======== Reading passage
You Should Be Using Nginx + UWSGI
You're viewing an archived post which may have broken links or images. If this post was valuable and you'd like me to restore it, let me know!
After lots of experimentation (between disqus.com and getsentry.com), I’m content with saying that uwsgi should be the standard in the Python world. Combine it with nginx and you’re able to get a lot of (relative) performance out of your threaded (or not) Python web application.
Update: Ignoring the age-old argument of “[whatever metric you give] is slow”, the requests I’m illustrating here are to the “Store” endpoint in Sentry, which processes an input event (anywhere from 20kb to 1mb in size), makes several network hops for various authorization and quota strategies, and then eventually queues up some operations. tl;dr it offloads as much work as possible.
Serving Strategies
There’s quite a number of ways you can run a Python application. I’m not going to include mod_wsgi, and most imporantly, I’m not trying to illustrate how evented models work. I don’t believe they’re practical (yet) in the Python world, so this topic is about a traditional threaded (or multi process) Python application.
Instead, I’m going to focus on two of the most popular solutions, and two I’m very familiar with, gunicorn, and uwsgi.
gunicorn
When you move past mod_wsgi your solutions are basically only Python web servers. One of the most popular (read: trendy) methods has been gunicorn lately.
We actually still recommend using gunicorn for Sentry, but that’s purely out of inconvenience. It was pretty wasy to embed within Django, and setup was simple.
It also has 10% of the configuration options as uwsgi (which might actually be a good thing for some people).
Other than that, it provides nearly identical base featuresets to uwsgi (or any other Python web server) for our comparative purposes.
uwsgi
The only alternative, in my opinion, to gunicorn is uwsgi. It’s slightly more performant, has too many configuration options to ever understand, and also gains the advantage of having a protocol that can communicate with nginx.
It’s also fairly simple to setup if you can find an article on it, more on that later.
================
→ What needs to be done:
Reproduce everything in the post about Nginx and uWSGI from "We actually still" down to "setup was simple.", with no changes. The lines that follow are separate material and are unrelated to the post about Nginx and uWSGI.
======== Record list
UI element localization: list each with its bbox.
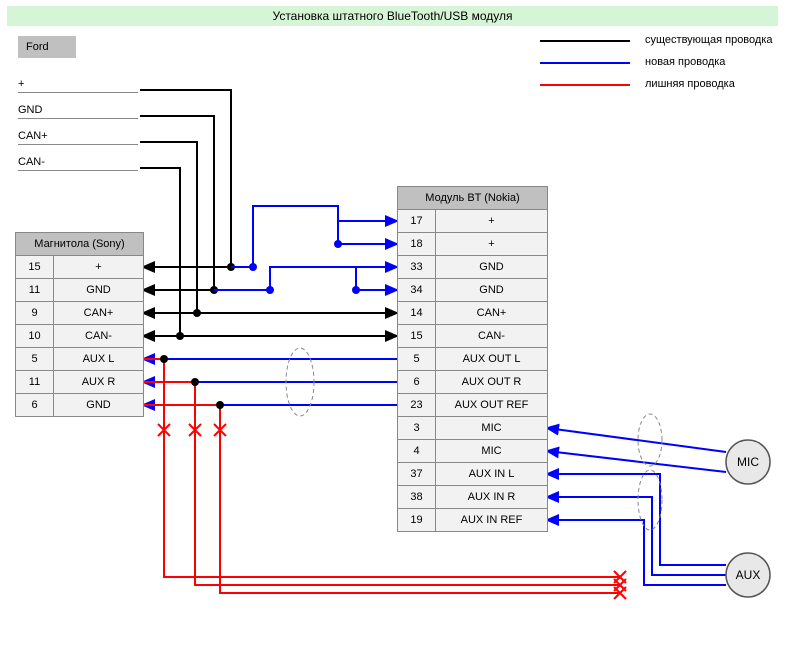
signal-cell: MIC bbox=[436, 440, 548, 463]
pin-cell: 5 bbox=[16, 348, 54, 371]
pin-cell: 5 bbox=[398, 348, 436, 371]
signal-cell: AUX OUT L bbox=[436, 348, 548, 371]
pin-cell: 37 bbox=[398, 463, 436, 486]
signal-cell: CAN- bbox=[436, 325, 548, 348]
signal-cell: MIC bbox=[436, 417, 548, 440]
pin-cell: 11 bbox=[16, 279, 54, 302]
signal-cell: AUX OUT REF bbox=[436, 394, 548, 417]
signal-cell: AUX L bbox=[54, 348, 144, 371]
signal-cell: + bbox=[54, 256, 144, 279]
signal-cell: GND bbox=[436, 279, 548, 302]
right-connector-table: Модуль BT (Nokia) 17+18+33GND34GND14CAN+… bbox=[397, 186, 548, 532]
pin-cell: 23 bbox=[398, 394, 436, 417]
left-table-title: Магнитола (Sony) bbox=[16, 233, 144, 256]
signal-cell: CAN- bbox=[54, 325, 144, 348]
pin-cell: 6 bbox=[16, 394, 54, 417]
signal-cell: AUX IN REF bbox=[436, 509, 548, 532]
signal-cell: GND bbox=[54, 279, 144, 302]
pin-cell: 4 bbox=[398, 440, 436, 463]
svg-text:MIC: MIC bbox=[737, 455, 759, 469]
pin-cell: 33 bbox=[398, 256, 436, 279]
pin-cell: 6 bbox=[398, 371, 436, 394]
left-connector-table: Магнитола (Sony) 15+11GND9CAN+10CAN-5AUX… bbox=[15, 232, 144, 417]
signal-cell: GND bbox=[436, 256, 548, 279]
pin-cell: 15 bbox=[398, 325, 436, 348]
pin-cell: 10 bbox=[16, 325, 54, 348]
pin-cell: 9 bbox=[16, 302, 54, 325]
pin-cell: 18 bbox=[398, 233, 436, 256]
signal-cell: CAN+ bbox=[54, 302, 144, 325]
svg-text:AUX: AUX bbox=[736, 568, 761, 582]
pin-cell: 11 bbox=[16, 371, 54, 394]
pin-cell: 17 bbox=[398, 210, 436, 233]
signal-cell: AUX IN R bbox=[436, 486, 548, 509]
signal-cell: AUX R bbox=[54, 371, 144, 394]
pin-cell: 15 bbox=[16, 256, 54, 279]
signal-cell: CAN+ bbox=[436, 302, 548, 325]
signal-cell: + bbox=[436, 233, 548, 256]
signal-cell: + bbox=[436, 210, 548, 233]
pin-cell: 3 bbox=[398, 417, 436, 440]
pin-cell: 38 bbox=[398, 486, 436, 509]
signal-cell: AUX OUT R bbox=[436, 371, 548, 394]
right-table-title: Модуль BT (Nokia) bbox=[398, 187, 548, 210]
pin-cell: 19 bbox=[398, 509, 436, 532]
signal-cell: AUX IN L bbox=[436, 463, 548, 486]
pin-cell: 34 bbox=[398, 279, 436, 302]
signal-cell: GND bbox=[54, 394, 144, 417]
pin-cell: 14 bbox=[398, 302, 436, 325]
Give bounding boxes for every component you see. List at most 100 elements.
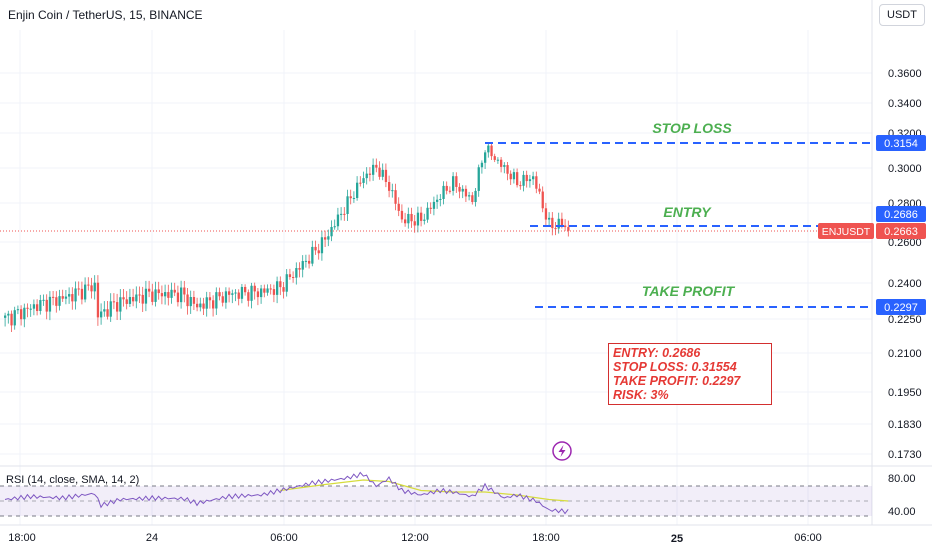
candle-body xyxy=(567,227,570,231)
time-tick: 24 xyxy=(146,532,158,544)
candle xyxy=(276,276,279,304)
candle xyxy=(285,269,288,297)
candle xyxy=(23,303,26,328)
candle-body xyxy=(93,282,96,292)
candle xyxy=(490,143,493,160)
rsi-indicator-label[interactable]: RSI (14, close, SMA, 14, 2) xyxy=(6,474,139,486)
candle xyxy=(311,240,314,267)
candle xyxy=(487,143,490,158)
candle xyxy=(68,287,71,304)
candle xyxy=(522,170,525,192)
candle-body xyxy=(87,284,90,286)
candle xyxy=(324,230,327,247)
candle xyxy=(436,194,439,209)
candle xyxy=(237,289,240,306)
candle xyxy=(464,185,468,203)
grid-lines xyxy=(0,30,872,525)
symbol-name-badge: ENJUSDT xyxy=(818,223,874,239)
candle-body xyxy=(420,212,423,221)
candle xyxy=(13,306,16,330)
time-axis[interactable]: 18:00 24 06:00 12:00 18:00 25 06:00 xyxy=(8,532,822,545)
candle xyxy=(506,161,509,181)
candle-body xyxy=(548,217,551,220)
candle-body xyxy=(394,190,397,204)
candle-body xyxy=(77,288,80,290)
candle xyxy=(432,196,436,216)
candle xyxy=(77,281,80,296)
stop-loss-price-badge: 0.3154 xyxy=(876,135,926,151)
candle xyxy=(346,189,349,222)
candle xyxy=(538,183,541,195)
candle-body xyxy=(359,182,362,184)
last-price-badge: 0.2663 xyxy=(876,223,926,239)
candle xyxy=(496,157,500,164)
candle xyxy=(541,186,544,213)
candle-body xyxy=(413,221,416,226)
candle-body xyxy=(160,293,164,297)
candle xyxy=(260,284,263,304)
candle-body xyxy=(317,250,320,254)
rsi-line xyxy=(4,471,569,515)
candle xyxy=(224,287,228,309)
candle xyxy=(429,202,432,214)
candle-body xyxy=(58,296,61,306)
candle xyxy=(189,290,192,314)
candle-body xyxy=(551,217,554,229)
price-tick: 0.3600 xyxy=(888,68,922,80)
candle-body xyxy=(80,288,84,300)
candle-body xyxy=(410,213,413,222)
candle-body xyxy=(292,277,295,279)
candle xyxy=(100,303,103,325)
candle-body xyxy=(368,173,372,175)
candle xyxy=(426,202,429,223)
candle xyxy=(29,304,32,317)
candle-body xyxy=(183,287,186,295)
take-profit-price-text: 0.2297 xyxy=(884,302,918,314)
candle xyxy=(36,299,39,316)
candle-body xyxy=(372,164,375,175)
candle-body xyxy=(247,292,250,301)
candle xyxy=(125,291,128,310)
candle-body xyxy=(106,309,109,317)
candle xyxy=(80,281,84,305)
lightning-bolt-icon[interactable] xyxy=(552,441,572,461)
candle xyxy=(317,243,320,260)
entry-annotation[interactable]: ENTRY xyxy=(663,204,712,220)
candle-body xyxy=(404,219,407,224)
candle-body xyxy=(448,190,452,192)
candle-body xyxy=(288,274,292,278)
candle xyxy=(564,219,567,231)
candle xyxy=(228,287,231,303)
candle xyxy=(266,284,269,296)
candle-body xyxy=(330,227,333,237)
take-profit-annotation[interactable]: TAKE PROFIT xyxy=(642,283,736,299)
candle xyxy=(93,275,96,300)
symbol-name-text: ENJUSDT xyxy=(822,226,871,238)
candle xyxy=(503,162,506,174)
info-risk: RISK: 3% xyxy=(613,388,669,402)
candle-body xyxy=(96,282,100,318)
candle-body xyxy=(208,297,212,301)
candle xyxy=(448,186,452,194)
candle-body xyxy=(189,297,192,307)
candle-body xyxy=(304,260,308,262)
candle xyxy=(55,291,58,313)
candle-body xyxy=(512,172,516,180)
candle xyxy=(372,158,375,181)
info-entry: ENTRY: 0.2686 xyxy=(613,346,701,360)
price-tick: 0.3000 xyxy=(888,163,922,175)
candle-body xyxy=(128,297,132,304)
candle-body xyxy=(388,182,391,191)
candle-body xyxy=(45,299,48,312)
candle-body xyxy=(68,294,71,297)
candle xyxy=(557,212,560,234)
candle-body xyxy=(343,213,346,215)
candle xyxy=(128,288,132,307)
stop-loss-annotation[interactable]: STOP LOSS xyxy=(652,120,732,136)
candle xyxy=(48,291,52,321)
currency-button[interactable]: USDT xyxy=(879,4,925,26)
candle xyxy=(122,289,125,307)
================
→ Exercise response:
We actually still recommend using gunicorn for Sentry, but that’s purely out of inconvenience. It was pretty wasy to embed within Django, and setup was simple.